Whenever a line below includes the string "same", show it.

--- DATA SHOWN ---

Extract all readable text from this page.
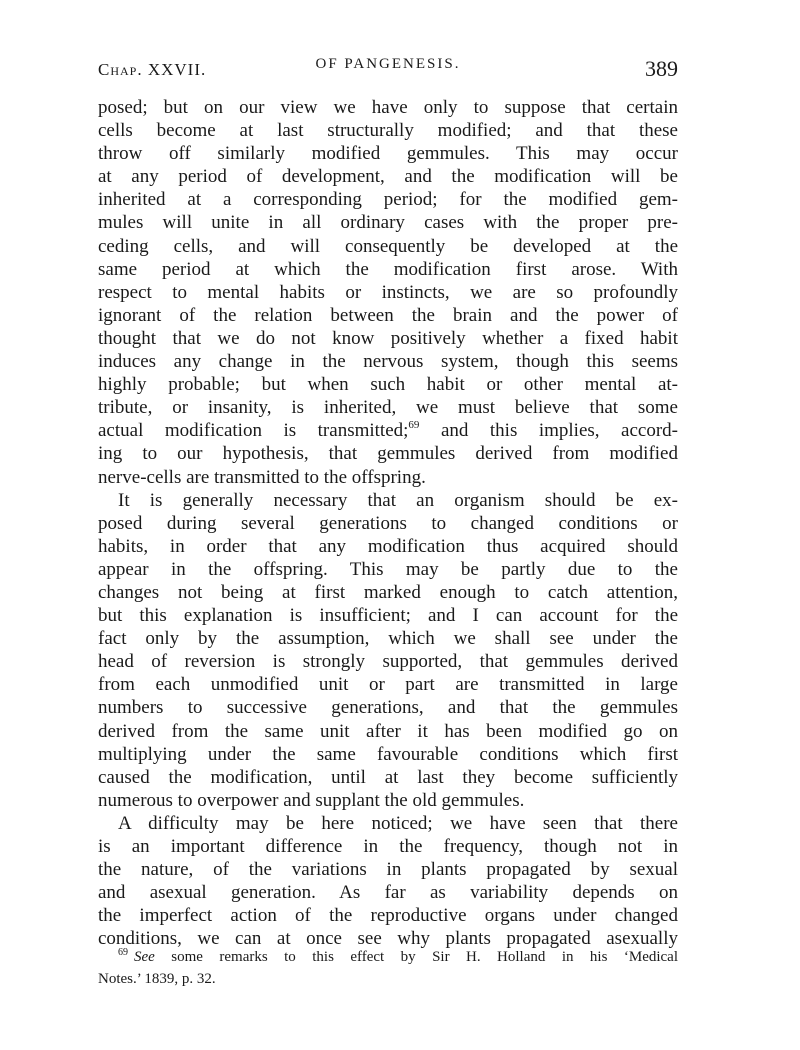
Chap. XXVII.	OF PANGENESIS.	389
posed; but on our view we have only to suppose that certain
cells become at last structurally modified; and that these
throw off similarly modified gemmules. This may occur
at any period of development, and the modification will be
inherited at a corresponding period; for the modified gem-
mules will unite in all ordinary cases with the proper pre-
ceding cells, and will consequently be developed at the
same period at which the modification first arose. With
respect to mental habits or instincts, we are so profoundly
ignorant of the relation between the brain and the power of
thought that we do not know positively whether a fixed habit
induces any change in the nervous system, though this seems
highly probable; but when such habit or other mental at-
tribute, or insanity, is inherited, we must believe that some
actual modification is transmitted;$^{69}$ and this implies, accord-
ing to our hypothesis, that gemmules derived from modified
nerve-cells are transmitted to the offspring.
It is generally necessary that an organism should be ex-
posed during several generations to changed conditions or
habits, in order that any modification thus acquired should
appear in the offspring. This may be partly due to the
changes not being at first marked enough to catch attention,
but this explanation is insufficient; and I can account for the
fact only by the assumption, which we shall see under the
head of reversion is strongly supported, that gemmules derived
from each unmodified unit or part are transmitted in large
numbers to successive generations, and that the gemmules
derived from the same unit after it has been modified go on
multiplying under the same favourable conditions which first
caused the modification, until at last they become sufficiently
numerous to overpower and supplant the old gemmules.
A difficulty may be here noticed; we have seen that there
is an important difference in the frequency, though not in
the nature, of the variations in plants propagated by sexual
and asexual generation. As far as variability depends on
the imperfect action of the reproductive organs under changed
conditions, we can at once see why plants propagated asexually
$^{69}$ See some remarks to this effect by Sir H. Holland in his ‘Medical
Notes.’ 1839, p. 32.
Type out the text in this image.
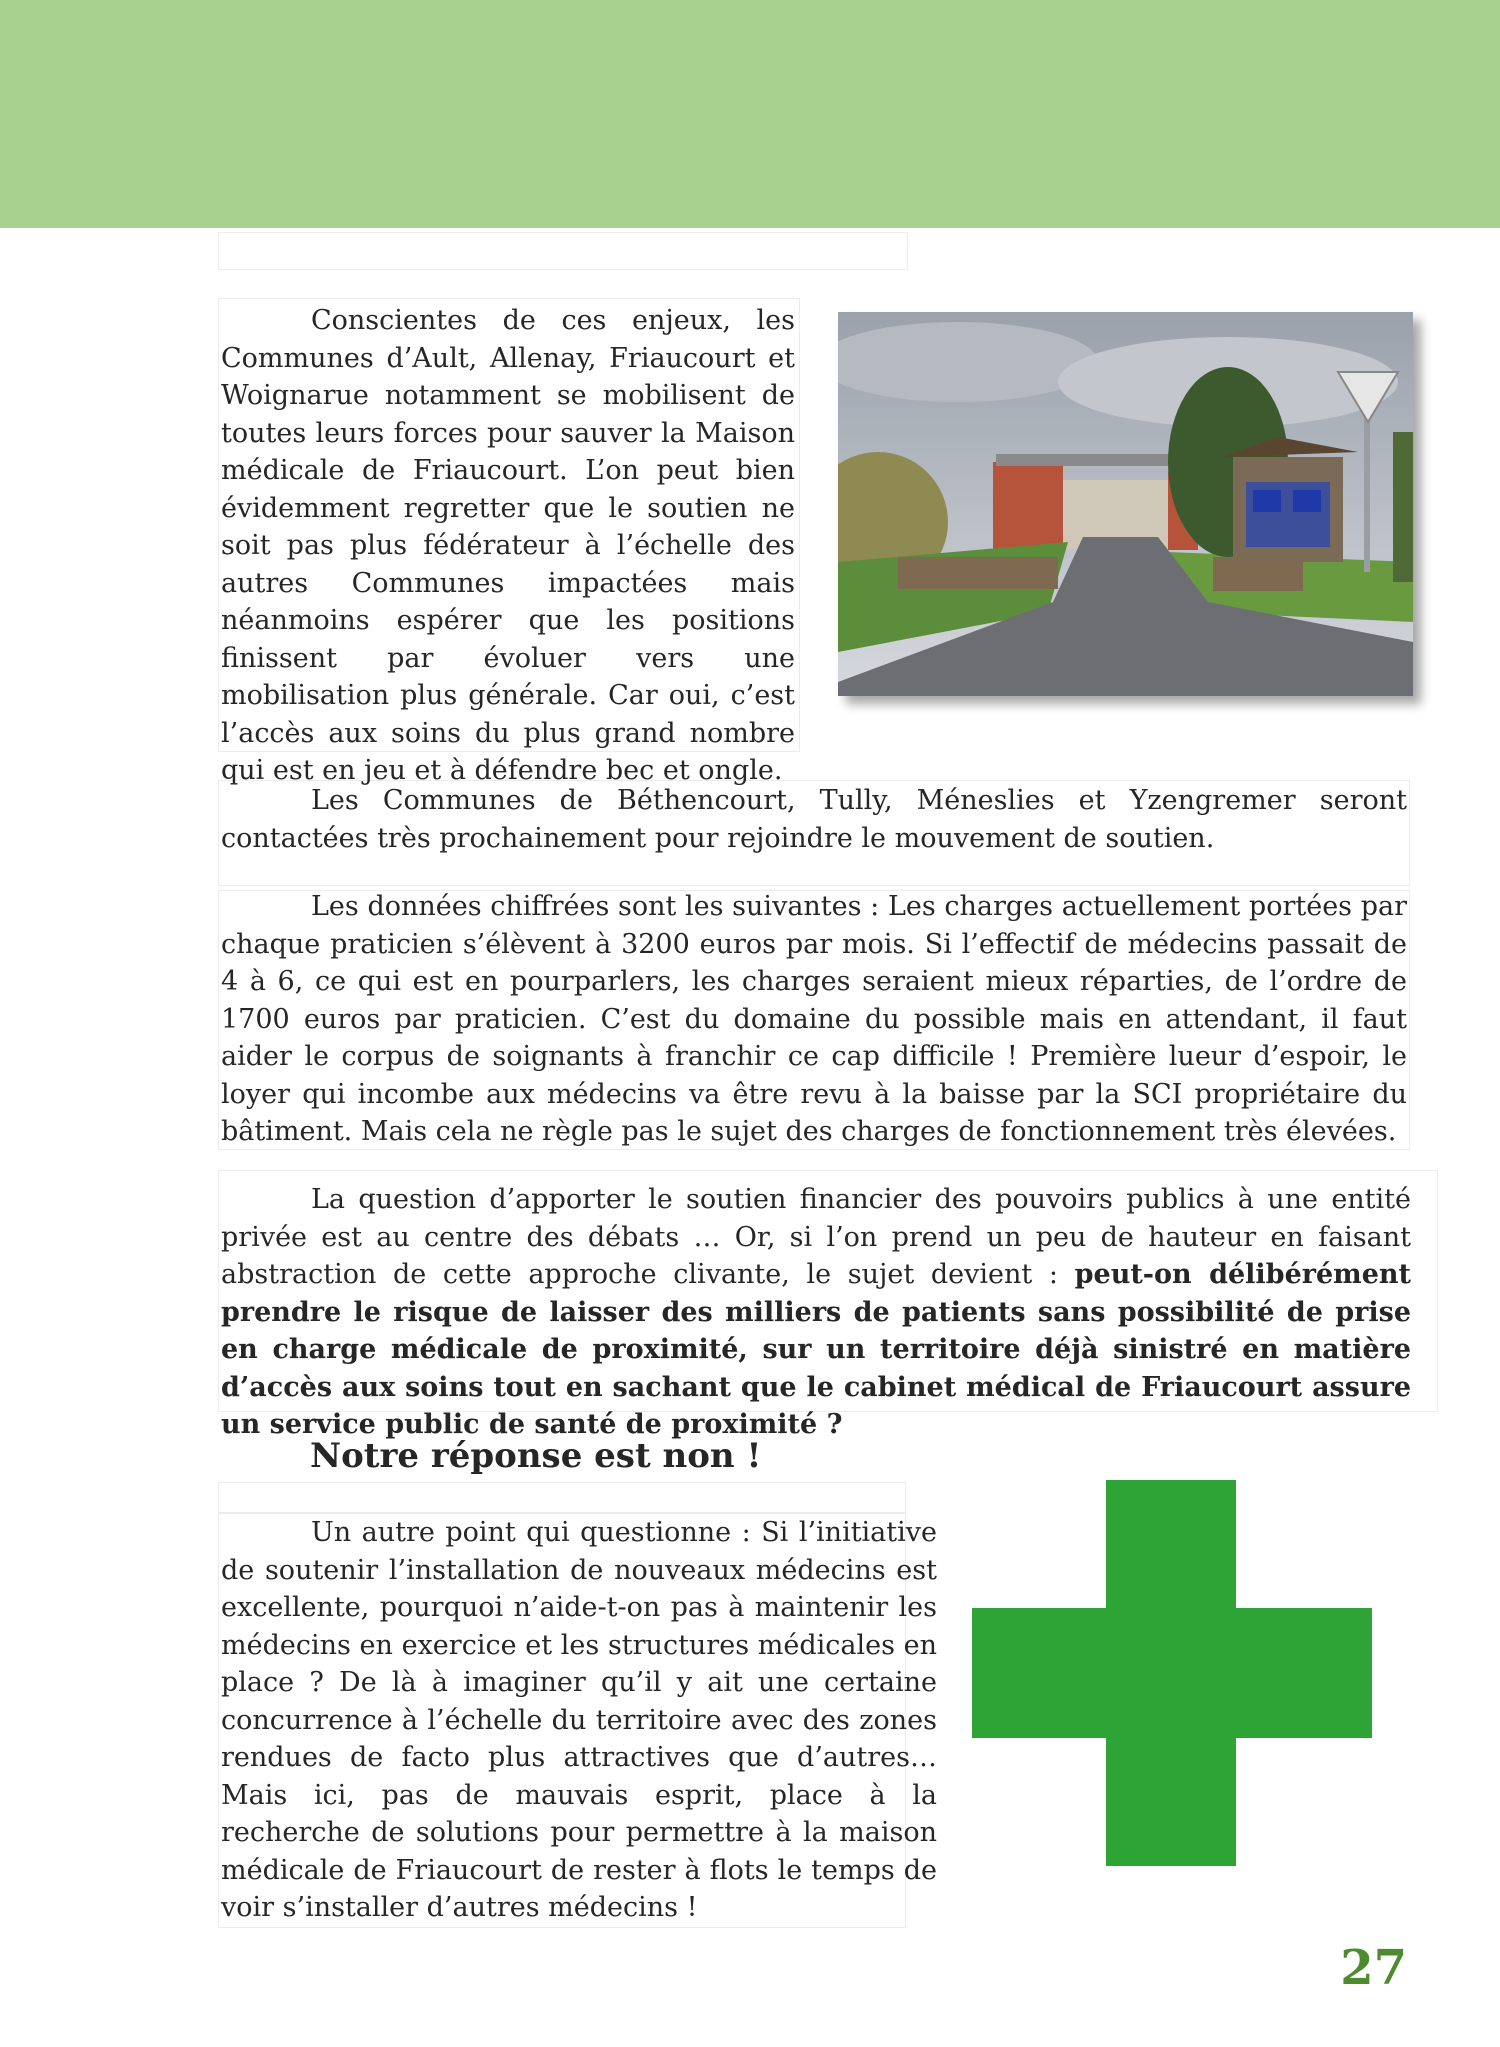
Conscientes de ces enjeux, les Communes d’Ault, Allenay, Friaucourt et Woignarue notamment se mobilisent de toutes leurs forces pour sauver la Maison médicale de Friaucourt. L’on peut bien évidemment regretter que le soutien ne soit pas plus fédérateur à l’échelle des autres Communes impactées mais néanmoins espérer que les positions finissent par évoluer vers une mobilisation plus générale. Car oui, c’est l’accès aux soins du plus grand nombre qui est en jeu et à défendre bec et ongle.

Les Communes de Béthencourt, Tully, Méneslies et Yzengremer seront contactées très prochainement pour rejoindre le mouvement de soutien.

Les données chiffrées sont les suivantes : Les charges actuellement portées par chaque praticien s’élèvent à 3200 euros par mois. Si l’effectif de médecins passait de 4 à 6, ce qui est en pourparlers, les charges seraient mieux réparties, de l’ordre de 1700 euros par praticien. C’est du domaine du possible mais en attendant, il faut aider le corpus de soignants à franchir ce cap difficile ! Première lueur d’espoir, le loyer qui incombe aux médecins va être revu à la baisse par la SCI propriétaire du bâtiment. Mais cela ne règle pas le sujet des charges de fonctionnement très élevées.

La question d’apporter le soutien financier des pouvoirs publics à une entité privée est au centre des débats … Or, si l’on prend un peu de hauteur en faisant abstraction de cette approche clivante, le sujet devient : peut-on délibérément prendre le risque de laisser des milliers de patients sans possibilité de prise en charge médicale de proximité, sur un territoire déjà sinistré en matière d’accès aux soins tout en sachant que le cabinet médical de Friaucourt assure un service public de santé de proximité ?

Notre réponse est non !

Un autre point qui questionne : Si l’initiative de soutenir l’installation de nouveaux médecins est excellente, pourquoi n’aide-t-on pas à maintenir les médecins en exercice et les structures médicales en place ? De là à imaginer qu’il y ait une certaine concurrence à l’échelle du territoire avec des zones rendues de facto plus attractives que d’autres… Mais ici, pas de mauvais esprit, place à la recherche de solutions pour permettre à la maison médicale de Friaucourt de rester à flots le temps de voir s’installer d’autres médecins !

27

---

[RESULT FOR THIS EXERCISE]:
same period at which the modification first arose. With
derived from the same unit after it has been modified go on
multiplying under the same favourable conditions which first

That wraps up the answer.